RECORD EXCERPTS ▸
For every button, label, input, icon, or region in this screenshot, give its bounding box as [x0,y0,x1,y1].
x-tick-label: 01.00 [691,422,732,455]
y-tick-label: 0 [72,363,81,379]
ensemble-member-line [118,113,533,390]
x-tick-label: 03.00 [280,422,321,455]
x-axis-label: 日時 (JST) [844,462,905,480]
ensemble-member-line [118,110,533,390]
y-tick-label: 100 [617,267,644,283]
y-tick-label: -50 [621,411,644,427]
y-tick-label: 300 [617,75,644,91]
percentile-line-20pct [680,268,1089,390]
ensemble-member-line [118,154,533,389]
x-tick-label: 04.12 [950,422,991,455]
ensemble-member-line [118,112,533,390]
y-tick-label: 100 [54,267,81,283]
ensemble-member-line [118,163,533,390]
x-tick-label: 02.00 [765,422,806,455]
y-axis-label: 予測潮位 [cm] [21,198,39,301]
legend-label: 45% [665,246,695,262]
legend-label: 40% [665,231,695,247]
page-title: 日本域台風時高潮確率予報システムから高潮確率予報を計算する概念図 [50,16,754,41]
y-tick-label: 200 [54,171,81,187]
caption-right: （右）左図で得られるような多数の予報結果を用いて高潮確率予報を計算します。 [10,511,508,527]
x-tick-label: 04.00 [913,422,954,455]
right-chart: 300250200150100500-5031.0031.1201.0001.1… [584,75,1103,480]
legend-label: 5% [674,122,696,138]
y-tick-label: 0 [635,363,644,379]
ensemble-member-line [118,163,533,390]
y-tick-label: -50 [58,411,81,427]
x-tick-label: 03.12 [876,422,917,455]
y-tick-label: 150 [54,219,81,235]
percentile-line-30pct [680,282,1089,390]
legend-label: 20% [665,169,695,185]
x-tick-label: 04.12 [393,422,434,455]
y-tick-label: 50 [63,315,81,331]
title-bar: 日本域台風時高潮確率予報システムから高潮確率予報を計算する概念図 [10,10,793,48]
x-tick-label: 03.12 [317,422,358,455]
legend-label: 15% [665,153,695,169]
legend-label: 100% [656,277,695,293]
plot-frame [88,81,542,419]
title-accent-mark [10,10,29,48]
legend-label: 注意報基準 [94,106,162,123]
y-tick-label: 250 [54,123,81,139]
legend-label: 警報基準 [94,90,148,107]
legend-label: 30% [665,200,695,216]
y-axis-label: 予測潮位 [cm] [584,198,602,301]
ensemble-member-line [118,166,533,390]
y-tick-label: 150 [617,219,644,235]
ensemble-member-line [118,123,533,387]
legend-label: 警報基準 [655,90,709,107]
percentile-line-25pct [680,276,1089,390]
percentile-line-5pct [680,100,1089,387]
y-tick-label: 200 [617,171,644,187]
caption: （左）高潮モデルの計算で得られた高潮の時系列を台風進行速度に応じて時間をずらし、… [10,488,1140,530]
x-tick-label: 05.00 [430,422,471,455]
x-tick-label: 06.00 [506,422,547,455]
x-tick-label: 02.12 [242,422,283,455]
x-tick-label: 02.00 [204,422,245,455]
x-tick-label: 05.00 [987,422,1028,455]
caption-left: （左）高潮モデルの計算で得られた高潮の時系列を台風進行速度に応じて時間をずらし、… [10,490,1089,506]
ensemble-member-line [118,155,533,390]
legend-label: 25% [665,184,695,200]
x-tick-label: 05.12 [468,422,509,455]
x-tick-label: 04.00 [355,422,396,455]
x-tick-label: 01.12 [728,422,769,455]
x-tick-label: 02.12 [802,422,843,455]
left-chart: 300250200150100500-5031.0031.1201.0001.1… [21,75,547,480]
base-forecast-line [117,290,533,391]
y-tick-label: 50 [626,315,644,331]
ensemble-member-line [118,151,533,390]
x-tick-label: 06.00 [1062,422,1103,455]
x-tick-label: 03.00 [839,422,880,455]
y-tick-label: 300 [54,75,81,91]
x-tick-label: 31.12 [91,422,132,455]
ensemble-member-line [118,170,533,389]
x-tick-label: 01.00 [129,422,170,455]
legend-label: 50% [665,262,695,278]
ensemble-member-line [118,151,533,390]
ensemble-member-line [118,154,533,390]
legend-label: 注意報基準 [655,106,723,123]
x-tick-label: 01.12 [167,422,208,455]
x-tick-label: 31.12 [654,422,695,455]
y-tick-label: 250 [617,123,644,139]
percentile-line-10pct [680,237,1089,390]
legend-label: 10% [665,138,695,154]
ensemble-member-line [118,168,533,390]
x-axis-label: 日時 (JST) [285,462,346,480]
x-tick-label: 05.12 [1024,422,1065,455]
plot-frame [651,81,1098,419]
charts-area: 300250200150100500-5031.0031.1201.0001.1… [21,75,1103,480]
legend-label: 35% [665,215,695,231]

EXERCISE ▸ Rewrite the data from its start up to and including the line with "x-tick-label: 03.00 [280,422,321,455]", swapping "ensemble-member-line" for "member-trace" and leaving everything else unchanged.

RESPONSE TO THE EXERCISE ▸
For every button, label, input, icon, or region in this screenshot, give its bounding box as [x0,y0,x1,y1].
x-tick-label: 01.00 [691,422,732,455]
y-tick-label: 0 [72,363,81,379]
member-trace [118,113,533,390]
x-tick-label: 03.00 [280,422,321,455]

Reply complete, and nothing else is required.